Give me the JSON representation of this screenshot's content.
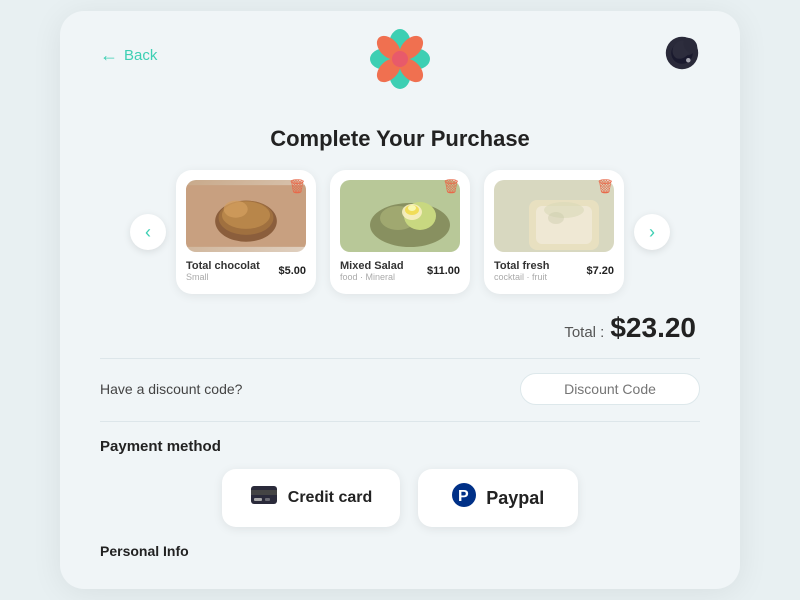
{
  "header": {
    "back_label": "Back",
    "title": "Complete Your Purchase",
    "dark_mode_label": "dark mode toggle"
  },
  "items": [
    {
      "name": "Total chocolat",
      "sub": "Small",
      "price": "$5.00",
      "img_class": "food-img-1",
      "img_alt": "chocolate dessert"
    },
    {
      "name": "Mixed Salad",
      "sub": "food · Mineral",
      "price": "$11.00",
      "img_class": "food-img-2",
      "img_alt": "mixed salad"
    },
    {
      "name": "Total fresh",
      "sub": "cocktail · fruit",
      "price": "$7.20",
      "img_class": "food-img-3",
      "img_alt": "fresh drink"
    }
  ],
  "total": {
    "label": "Total :",
    "amount": "$23.20"
  },
  "discount": {
    "question": "Have a discount code?",
    "placeholder": "Discount Code"
  },
  "payment": {
    "title": "Payment method",
    "methods": [
      {
        "label": "Credit card",
        "icon": "💳"
      },
      {
        "label": "Paypal",
        "icon": "🅿"
      }
    ]
  },
  "personal_info_label": "Personal Info",
  "carousel": {
    "prev": "‹",
    "next": "›"
  }
}
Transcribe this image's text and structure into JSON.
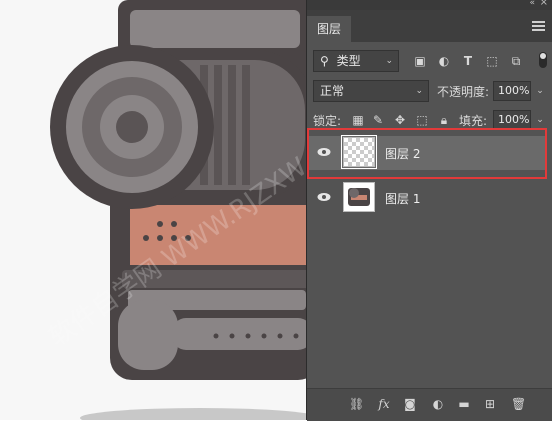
{
  "panel": {
    "tab_label": "图层",
    "collapse_icon": "«",
    "close_icon": "×"
  },
  "filter": {
    "kind_label": "类型",
    "icons": [
      "image-filter-icon",
      "adjustment-filter-icon",
      "type-filter-icon",
      "shape-filter-icon",
      "smart-object-filter-icon"
    ]
  },
  "blend": {
    "mode_label": "正常",
    "opacity_label": "不透明度:",
    "opacity_value": "100%"
  },
  "lock": {
    "label": "锁定:",
    "fill_label": "填充:",
    "fill_value": "100%"
  },
  "layers": [
    {
      "name": "图层 2",
      "selected": true,
      "thumbnail": "transparent"
    },
    {
      "name": "图层 1",
      "selected": false,
      "thumbnail": "camera-art"
    }
  ],
  "canvas": {
    "watermark": "软件自学网 WWW.RJZXW.COM"
  },
  "colors": {
    "panel_bg": "#535353",
    "selected_row": "#6a6a6a",
    "highlight_border": "#e23a3a",
    "camera_dark": "#4a4445",
    "camera_accent": "#c98672"
  }
}
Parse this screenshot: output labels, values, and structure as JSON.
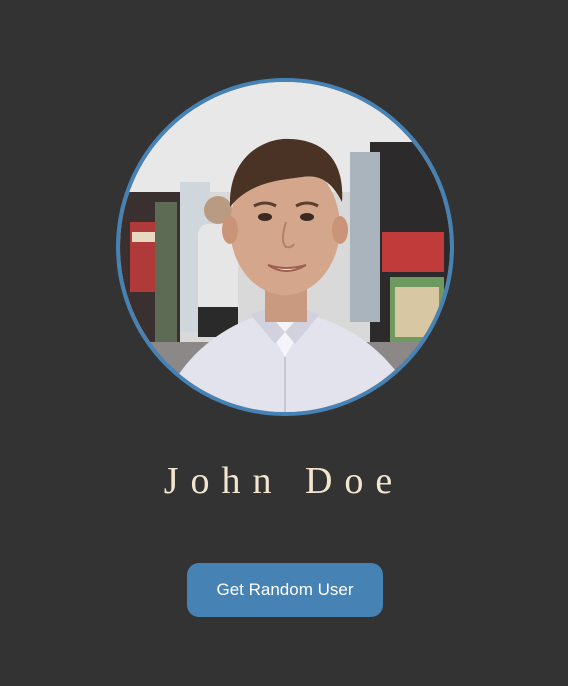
{
  "profile": {
    "name": "John Doe"
  },
  "actions": {
    "random_user_label": "Get Random User"
  },
  "colors": {
    "background": "#333333",
    "accent": "#4682b4",
    "name_text": "#f3e6cf",
    "button_text": "#ffffff"
  }
}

_ _ _

• What the exercise asks
Filter the data for the string "JSON" and copy every line that has it.

• Response to this task
Give me the JSON representation of this screenshot's content.
Transcribe this image's text and structure into JSON.
Parse this screenshot: output labels, values, and structure as JSON.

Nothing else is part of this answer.